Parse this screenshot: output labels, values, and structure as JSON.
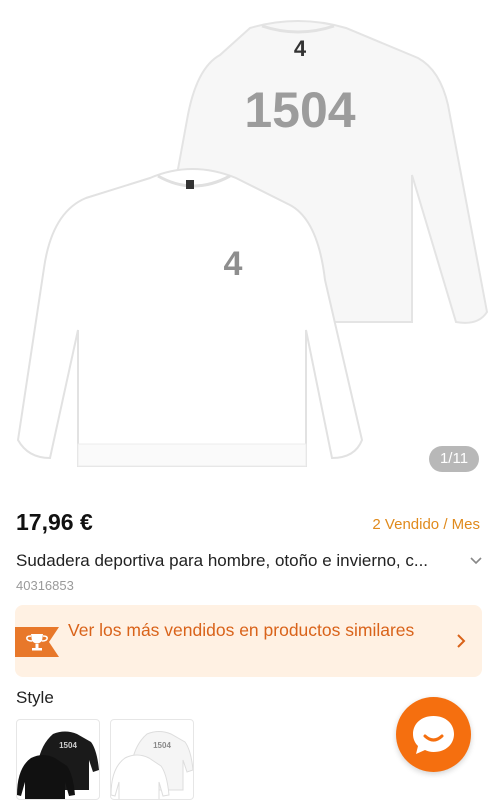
{
  "gallery": {
    "counter": "1/11",
    "print_back": "1504",
    "logo_glyph": "4"
  },
  "product": {
    "price": "17,96 €",
    "sold": "2 Vendido / Mes",
    "title": "Sudadera deportiva para hombre, otoño e invierno, c...",
    "sku": "40316853"
  },
  "banner": {
    "text": "Ver los más vendidos en productos similares",
    "icon": "trophy-icon"
  },
  "style": {
    "label": "Style",
    "options": [
      {
        "name": "black",
        "print": "1504"
      },
      {
        "name": "white",
        "print": "1504"
      }
    ]
  },
  "colors": {
    "accent": "#f56f0f",
    "sold_text": "#e08a1c",
    "banner_bg": "#fff1e3",
    "banner_text": "#d9631a"
  }
}
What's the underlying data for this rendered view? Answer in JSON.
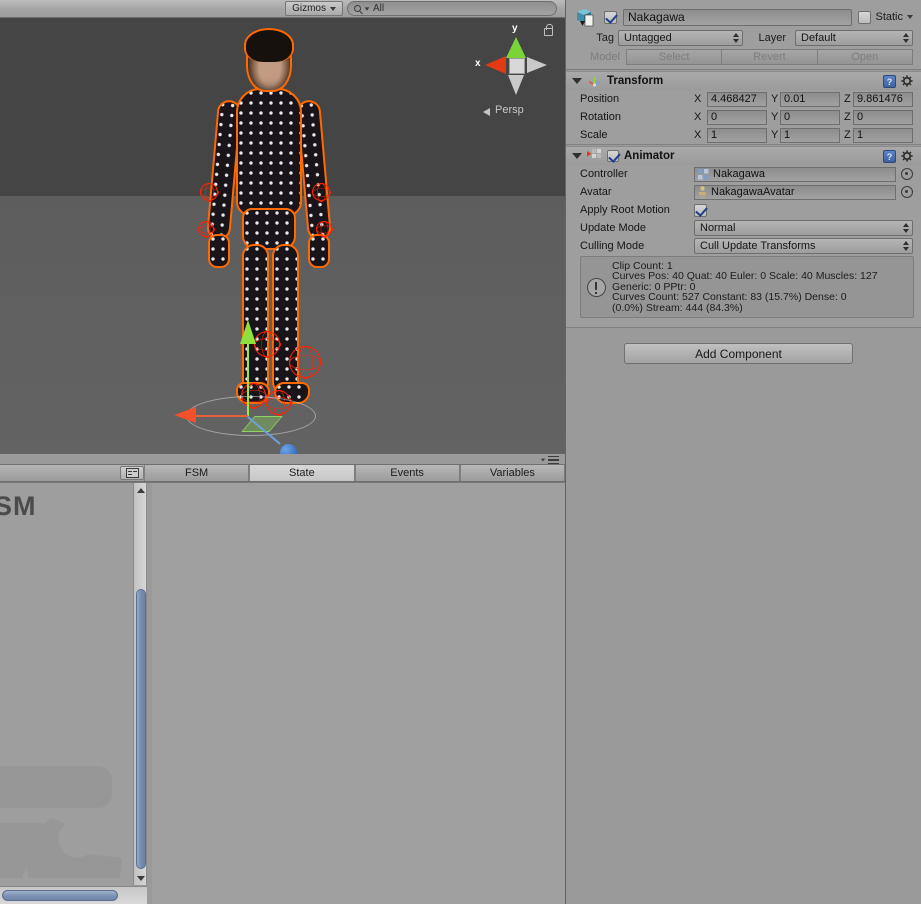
{
  "scene_view": {
    "toolbar": {
      "gizmos_label": "Gizmos",
      "search_value": "All",
      "search_placeholder": "All"
    },
    "axis_gizmo": {
      "x_label": "x",
      "y_label": "y",
      "projection": "Persp"
    }
  },
  "fsm_panel": {
    "graph_title": "SM",
    "tabs": [
      {
        "label": "FSM",
        "active": false
      },
      {
        "label": "State",
        "active": true
      },
      {
        "label": "Events",
        "active": false
      },
      {
        "label": "Variables",
        "active": false
      }
    ]
  },
  "inspector": {
    "object": {
      "name": "Nakagawa",
      "enabled": true,
      "static_label": "Static",
      "static_checked": false,
      "tag_label": "Tag",
      "tag_value": "Untagged",
      "layer_label": "Layer",
      "layer_value": "Default",
      "model_label": "Model",
      "model_buttons": [
        "Select",
        "Revert",
        "Open"
      ]
    },
    "transform": {
      "title": "Transform",
      "rows": [
        {
          "label": "Position",
          "x": "4.468427",
          "y": "0.01",
          "z": "9.861476"
        },
        {
          "label": "Rotation",
          "x": "0",
          "y": "0",
          "z": "0"
        },
        {
          "label": "Scale",
          "x": "1",
          "y": "1",
          "z": "1"
        }
      ],
      "axis_labels": [
        "X",
        "Y",
        "Z"
      ]
    },
    "animator": {
      "title": "Animator",
      "enabled": true,
      "controller_label": "Controller",
      "controller_value": "Nakagawa",
      "avatar_label": "Avatar",
      "avatar_value": "NakagawaAvatar",
      "apply_root_motion_label": "Apply Root Motion",
      "apply_root_motion_checked": true,
      "update_mode_label": "Update Mode",
      "update_mode_value": "Normal",
      "culling_mode_label": "Culling Mode",
      "culling_mode_value": "Cull Update Transforms",
      "info": "Clip Count: 1\nCurves Pos: 40 Quat: 40 Euler: 0 Scale: 40 Muscles: 127\nGeneric: 0 PPtr: 0\nCurves Count: 527 Constant: 83 (15.7%) Dense: 0\n(0.0%) Stream: 444 (84.3%)"
    },
    "add_component_label": "Add Component"
  },
  "colors": {
    "panel_bg": "#9a9a9a",
    "sky": "#454545",
    "ground": "#5f5f5f",
    "selection_outline": "#ff6a00",
    "gizmo_x": "#f2502a",
    "gizmo_y": "#8fe03d",
    "gizmo_z": "#2c62b8",
    "collider_wire": "#ff2200",
    "scrollbar_thumb": "#7a8fb2"
  }
}
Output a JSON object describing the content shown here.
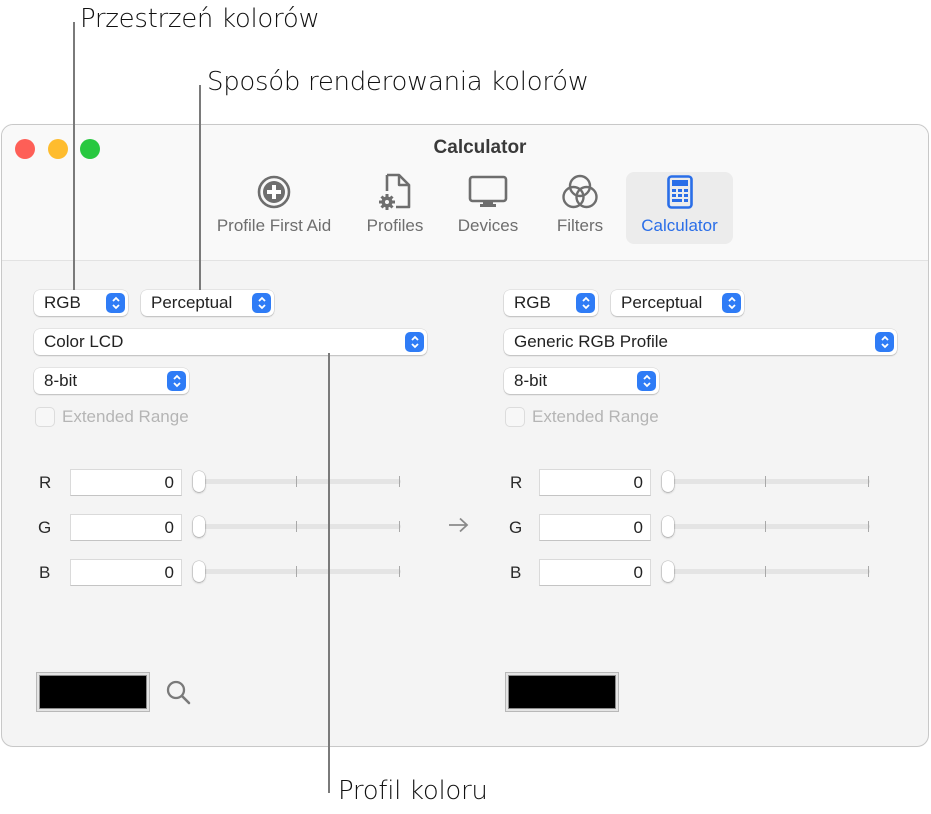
{
  "callouts": {
    "color_space": "Przestrzeń kolorów",
    "rendering_intent": "Sposób renderowania kolorów",
    "color_profile": "Profil koloru"
  },
  "window": {
    "title": "Calculator",
    "tabs": [
      {
        "label": "Profile First Aid",
        "icon": "first-aid-plus-icon",
        "active": false
      },
      {
        "label": "Profiles",
        "icon": "document-gear-icon",
        "active": false
      },
      {
        "label": "Devices",
        "icon": "monitor-icon",
        "active": false
      },
      {
        "label": "Filters",
        "icon": "overlapping-circles-icon",
        "active": false
      },
      {
        "label": "Calculator",
        "icon": "calculator-icon",
        "active": true
      }
    ]
  },
  "source": {
    "color_space": "RGB",
    "rendering_intent": "Perceptual",
    "profile": "Color LCD",
    "bit_depth": "8-bit",
    "extended_range_label": "Extended Range",
    "extended_range_checked": false,
    "channels": [
      {
        "label": "R",
        "value": "0",
        "slider_fraction": 0
      },
      {
        "label": "G",
        "value": "0",
        "slider_fraction": 0
      },
      {
        "label": "B",
        "value": "0",
        "slider_fraction": 0
      }
    ],
    "swatch_color": "#000000"
  },
  "destination": {
    "color_space": "RGB",
    "rendering_intent": "Perceptual",
    "profile": "Generic RGB Profile",
    "bit_depth": "8-bit",
    "extended_range_label": "Extended Range",
    "extended_range_checked": false,
    "channels": [
      {
        "label": "R",
        "value": "0",
        "slider_fraction": 0
      },
      {
        "label": "G",
        "value": "0",
        "slider_fraction": 0
      },
      {
        "label": "B",
        "value": "0",
        "slider_fraction": 0
      }
    ],
    "swatch_color": "#000000"
  },
  "colors": {
    "accent": "#2f7cf6",
    "active_tab_text": "#2a6ee8"
  }
}
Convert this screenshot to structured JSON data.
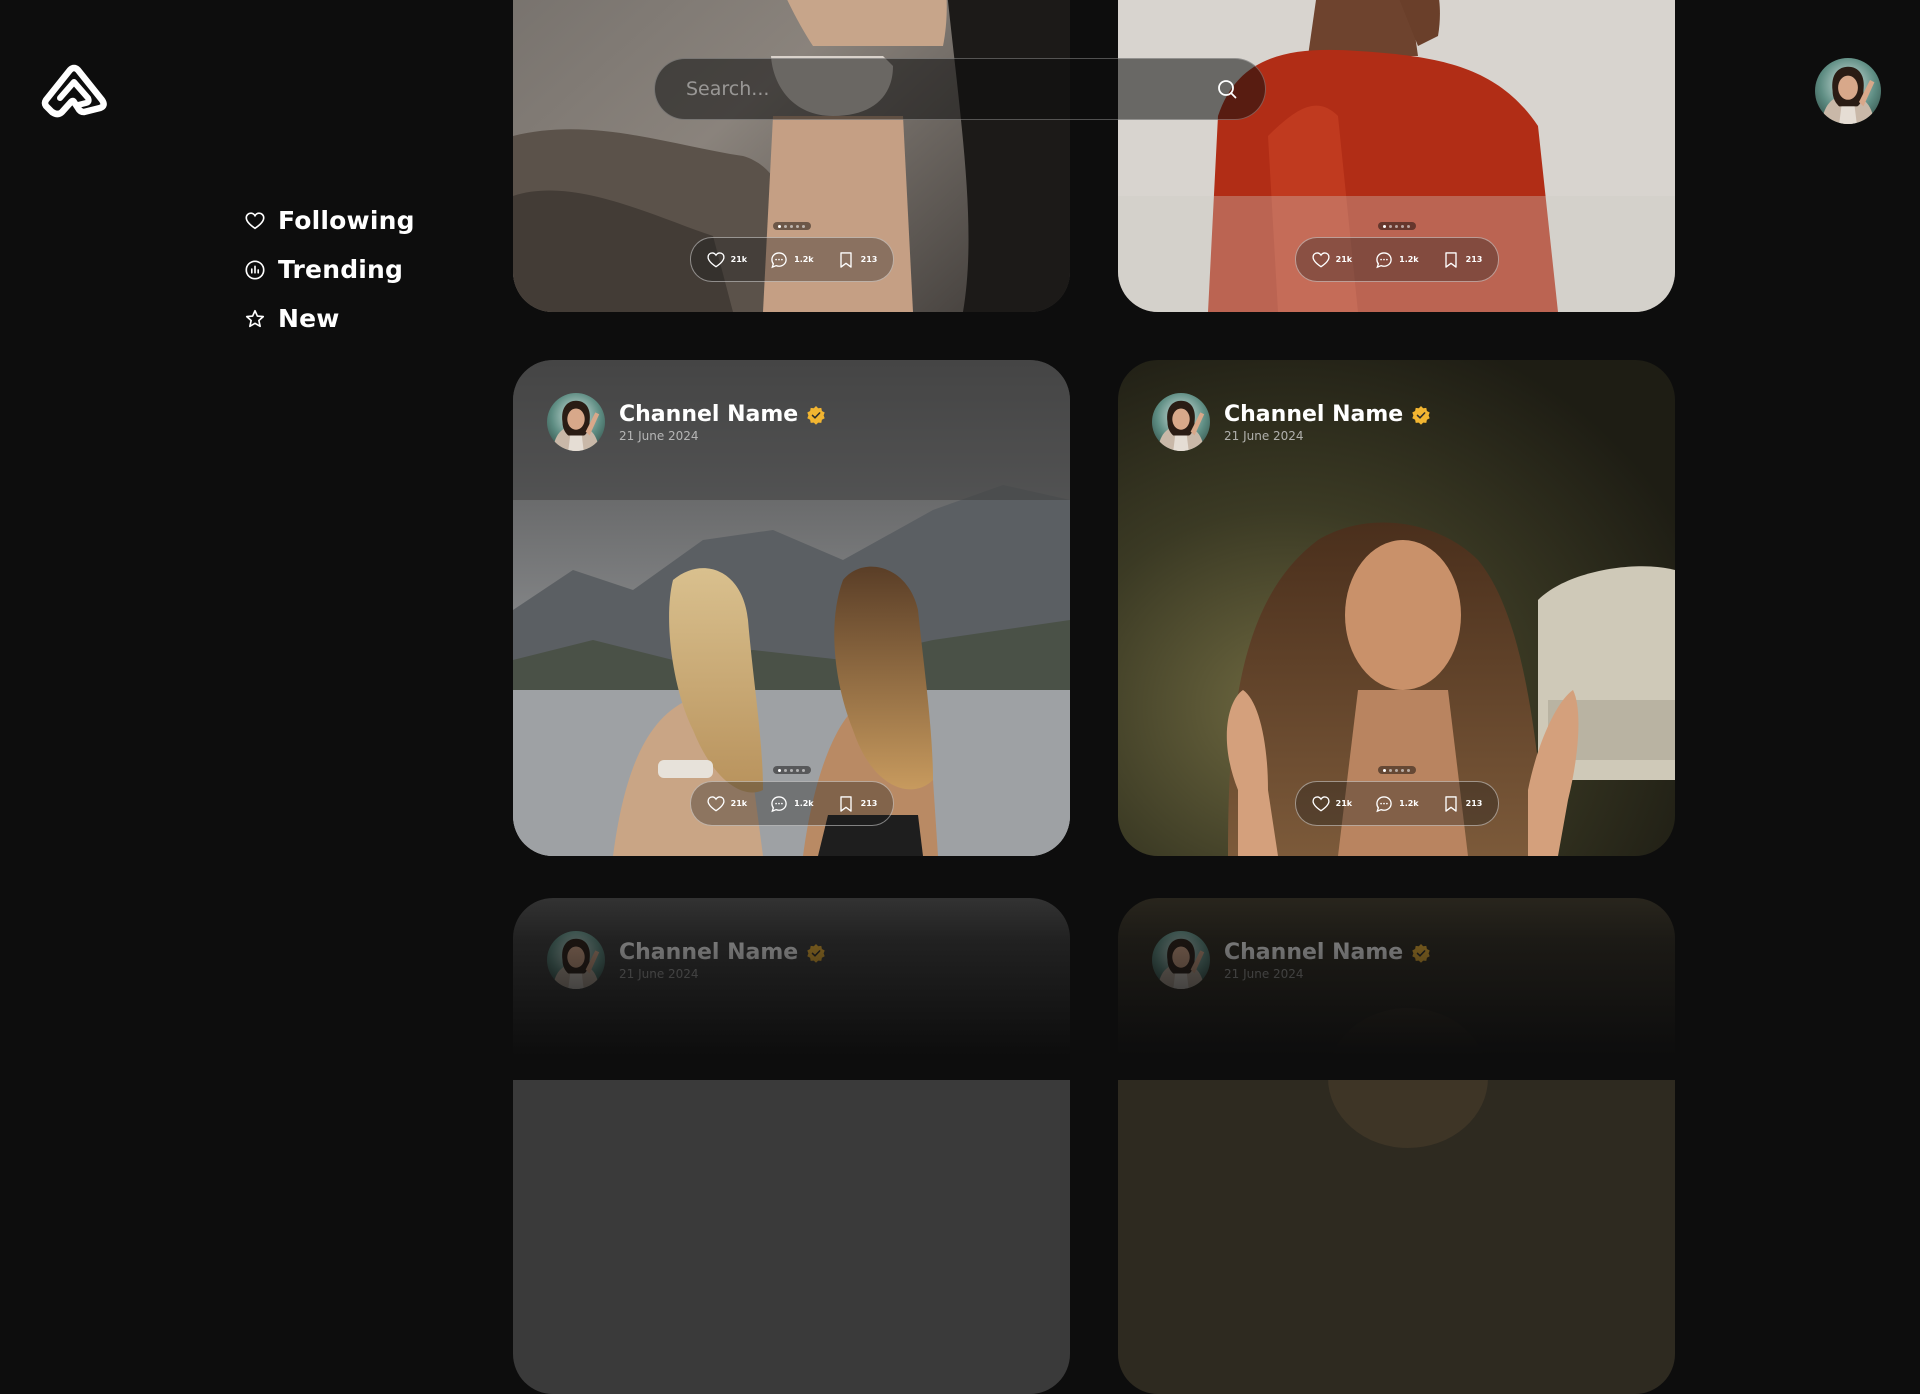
{
  "brand": {
    "logo_icon": "logo-mark-icon"
  },
  "search": {
    "placeholder": "Search..."
  },
  "nav": {
    "items": [
      {
        "label": "Following",
        "icon": "heart-icon"
      },
      {
        "label": "Trending",
        "icon": "chart-icon"
      },
      {
        "label": "New",
        "icon": "star-icon"
      }
    ]
  },
  "colors": {
    "background": "#0d0d0d",
    "verified": "#f2b531",
    "text": "#ffffff"
  },
  "posts": [
    {
      "likes": "21k",
      "comments": "1.2k",
      "saves": "213"
    },
    {
      "likes": "21k",
      "comments": "1.2k",
      "saves": "213"
    },
    {
      "channel": "Channel Name",
      "date": "21 June 2024",
      "likes": "21k",
      "comments": "1.2k",
      "saves": "213"
    },
    {
      "channel": "Channel Name",
      "date": "21 June 2024",
      "likes": "21k",
      "comments": "1.2k",
      "saves": "213"
    },
    {
      "channel": "Channel Name",
      "date": "21 June 2024"
    },
    {
      "channel": "Channel Name",
      "date": "21 June 2024"
    }
  ]
}
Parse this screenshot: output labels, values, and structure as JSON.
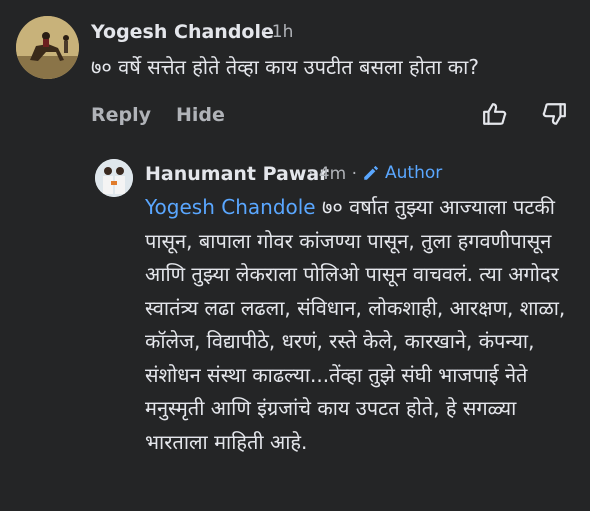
{
  "comment1": {
    "author": "Yogesh Chandole",
    "time": "· 1h",
    "text": "७० वर्षे सत्तेत होते तेव्हा काय उपटीत बसला होता का?",
    "reply_label": "Reply",
    "hide_label": "Hide",
    "icons": [
      "like-icon",
      "dislike-icon"
    ]
  },
  "comment2": {
    "author": "Hanumant Pawar",
    "time": "· 4m ·",
    "badge": "Author",
    "mention": "Yogesh Chandole",
    "text": " ७० वर्षात तुझ्या आज्याला पटकी पासून, बापाला गोवर कांजण्या पासून, तुला हगवणीपासून आणि तुझ्या लेकराला पोलिओ पासून वाचवलं. त्या अगोदर स्वातंत्र्य लढा लढला, संविधान, लोकशाही, आरक्षण, शाळा, कॉलेज, विद्यापीठे, धरणं, रस्ते केले, कारखाने, कंपन्या, संशोधन संस्था काढल्या...तेंव्हा तुझे संघी भाजपाई नेते मनुस्मृती आणि इंग्रजांचे काय उपटत होते, हे सगळ्या भारताला माहिती आहे."
  },
  "colors": {
    "background": "#242526",
    "text": "#e4e6eb",
    "muted": "#b0b3b8",
    "accent": "#5aa7ff"
  }
}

▸ What you need to do
Repeat the material above word for word, please, apart from its images.

▸ Finished task
Parse this screenshot: output labels, values, and structure as JSON.
{
  "gallery": {
    "counter": "1/11",
    "print_back": "1504",
    "logo_glyph": "4"
  },
  "product": {
    "price": "17,96 €",
    "sold": "2 Vendido / Mes",
    "title": "Sudadera deportiva para hombre, otoño e invierno, c...",
    "sku": "40316853"
  },
  "banner": {
    "text": "Ver los más vendidos en productos similares",
    "icon": "trophy-icon"
  },
  "style": {
    "label": "Style",
    "options": [
      {
        "name": "black",
        "print": "1504"
      },
      {
        "name": "white",
        "print": "1504"
      }
    ]
  },
  "colors": {
    "accent": "#f56f0f",
    "sold_text": "#e08a1c",
    "banner_bg": "#fff1e3",
    "banner_text": "#d9631a"
  }
}
What's the underlying data for this rendered view? Answer in JSON.
{
  "scene_view": {
    "toolbar": {
      "gizmos_label": "Gizmos",
      "search_value": "All",
      "search_placeholder": "All"
    },
    "axis_gizmo": {
      "x_label": "x",
      "y_label": "y",
      "projection": "Persp"
    }
  },
  "fsm_panel": {
    "graph_title": "SM",
    "tabs": [
      {
        "label": "FSM",
        "active": false
      },
      {
        "label": "State",
        "active": true
      },
      {
        "label": "Events",
        "active": false
      },
      {
        "label": "Variables",
        "active": false
      }
    ]
  },
  "inspector": {
    "object": {
      "name": "Nakagawa",
      "enabled": true,
      "static_label": "Static",
      "static_checked": false,
      "tag_label": "Tag",
      "tag_value": "Untagged",
      "layer_label": "Layer",
      "layer_value": "Default",
      "model_label": "Model",
      "model_buttons": [
        "Select",
        "Revert",
        "Open"
      ]
    },
    "transform": {
      "title": "Transform",
      "rows": [
        {
          "label": "Position",
          "x": "4.468427",
          "y": "0.01",
          "z": "9.861476"
        },
        {
          "label": "Rotation",
          "x": "0",
          "y": "0",
          "z": "0"
        },
        {
          "label": "Scale",
          "x": "1",
          "y": "1",
          "z": "1"
        }
      ],
      "axis_labels": [
        "X",
        "Y",
        "Z"
      ]
    },
    "animator": {
      "title": "Animator",
      "enabled": true,
      "controller_label": "Controller",
      "controller_value": "Nakagawa",
      "avatar_label": "Avatar",
      "avatar_value": "NakagawaAvatar",
      "apply_root_motion_label": "Apply Root Motion",
      "apply_root_motion_checked": true,
      "update_mode_label": "Update Mode",
      "update_mode_value": "Normal",
      "culling_mode_label": "Culling Mode",
      "culling_mode_value": "Cull Update Transforms",
      "info": "Clip Count: 1\nCurves Pos: 40 Quat: 40 Euler: 0 Scale: 40 Muscles: 127\nGeneric: 0 PPtr: 0\nCurves Count: 527 Constant: 83 (15.7%) Dense: 0\n(0.0%) Stream: 444 (84.3%)"
    },
    "add_component_label": "Add Component"
  },
  "colors": {
    "panel_bg": "#9a9a9a",
    "sky": "#454545",
    "ground": "#5f5f5f",
    "selection_outline": "#ff6a00",
    "gizmo_x": "#f2502a",
    "gizmo_y": "#8fe03d",
    "gizmo_z": "#2c62b8",
    "collider_wire": "#ff2200",
    "scrollbar_thumb": "#7a8fb2"
  }
}
Output a JSON object describing the content shown here.
{
  "callouts": {
    "color_space": "Przestrzeń kolorów",
    "rendering_intent": "Sposób renderowania kolorów",
    "color_profile": "Profil koloru"
  },
  "window": {
    "title": "Calculator",
    "tabs": [
      {
        "label": "Profile First Aid",
        "icon": "first-aid-plus-icon",
        "active": false
      },
      {
        "label": "Profiles",
        "icon": "document-gear-icon",
        "active": false
      },
      {
        "label": "Devices",
        "icon": "monitor-icon",
        "active": false
      },
      {
        "label": "Filters",
        "icon": "overlapping-circles-icon",
        "active": false
      },
      {
        "label": "Calculator",
        "icon": "calculator-icon",
        "active": true
      }
    ]
  },
  "source": {
    "color_space": "RGB",
    "rendering_intent": "Perceptual",
    "profile": "Color LCD",
    "bit_depth": "8-bit",
    "extended_range_label": "Extended Range",
    "extended_range_checked": false,
    "channels": [
      {
        "label": "R",
        "value": "0",
        "slider_fraction": 0
      },
      {
        "label": "G",
        "value": "0",
        "slider_fraction": 0
      },
      {
        "label": "B",
        "value": "0",
        "slider_fraction": 0
      }
    ],
    "swatch_color": "#000000"
  },
  "destination": {
    "color_space": "RGB",
    "rendering_intent": "Perceptual",
    "profile": "Generic RGB Profile",
    "bit_depth": "8-bit",
    "extended_range_label": "Extended Range",
    "extended_range_checked": false,
    "channels": [
      {
        "label": "R",
        "value": "0",
        "slider_fraction": 0
      },
      {
        "label": "G",
        "value": "0",
        "slider_fraction": 0
      },
      {
        "label": "B",
        "value": "0",
        "slider_fraction": 0
      }
    ],
    "swatch_color": "#000000"
  },
  "colors": {
    "accent": "#2f7cf6",
    "active_tab_text": "#2a6ee8"
  }
}
Convert this screenshot to structured JSON data.
{
  "brand": {
    "logo_icon": "logo-mark-icon"
  },
  "search": {
    "placeholder": "Search..."
  },
  "nav": {
    "items": [
      {
        "label": "Following",
        "icon": "heart-icon"
      },
      {
        "label": "Trending",
        "icon": "chart-icon"
      },
      {
        "label": "New",
        "icon": "star-icon"
      }
    ]
  },
  "colors": {
    "background": "#0d0d0d",
    "verified": "#f2b531",
    "text": "#ffffff"
  },
  "posts": [
    {
      "likes": "21k",
      "comments": "1.2k",
      "saves": "213"
    },
    {
      "likes": "21k",
      "comments": "1.2k",
      "saves": "213"
    },
    {
      "channel": "Channel Name",
      "date": "21 June 2024",
      "likes": "21k",
      "comments": "1.2k",
      "saves": "213"
    },
    {
      "channel": "Channel Name",
      "date": "21 June 2024",
      "likes": "21k",
      "comments": "1.2k",
      "saves": "213"
    },
    {
      "channel": "Channel Name",
      "date": "21 June 2024"
    },
    {
      "channel": "Channel Name",
      "date": "21 June 2024"
    }
  ]
}
Parse this screenshot: output labels, values, and structure as JSON.
{
  "comment1": {
    "author": "Yogesh Chandole",
    "time": "· 1h",
    "text": "७० वर्षे सत्तेत होते तेव्हा काय उपटीत बसला होता का?",
    "reply_label": "Reply",
    "hide_label": "Hide",
    "icons": [
      "like-icon",
      "dislike-icon"
    ]
  },
  "comment2": {
    "author": "Hanumant Pawar",
    "time": "· 4m ·",
    "badge": "Author",
    "mention": "Yogesh Chandole",
    "text": " ७० वर्षात तुझ्या आज्याला पटकी पासून, बापाला गोवर कांजण्या पासून, तुला हगवणीपासून आणि तुझ्या लेकराला पोलिओ पासून वाचवलं. त्या अगोदर स्वातंत्र्य लढा लढला, संविधान, लोकशाही, आरक्षण, शाळा, कॉलेज, विद्यापीठे, धरणं, रस्ते केले, कारखाने, कंपन्या, संशोधन संस्था काढल्या...तेंव्हा तुझे संघी भाजपाई नेते मनुस्मृती आणि इंग्रजांचे काय उपटत होते, हे सगळ्या भारताला माहिती आहे."
  },
  "colors": {
    "background": "#242526",
    "text": "#e4e6eb",
    "muted": "#b0b3b8",
    "accent": "#5aa7ff"
  }
}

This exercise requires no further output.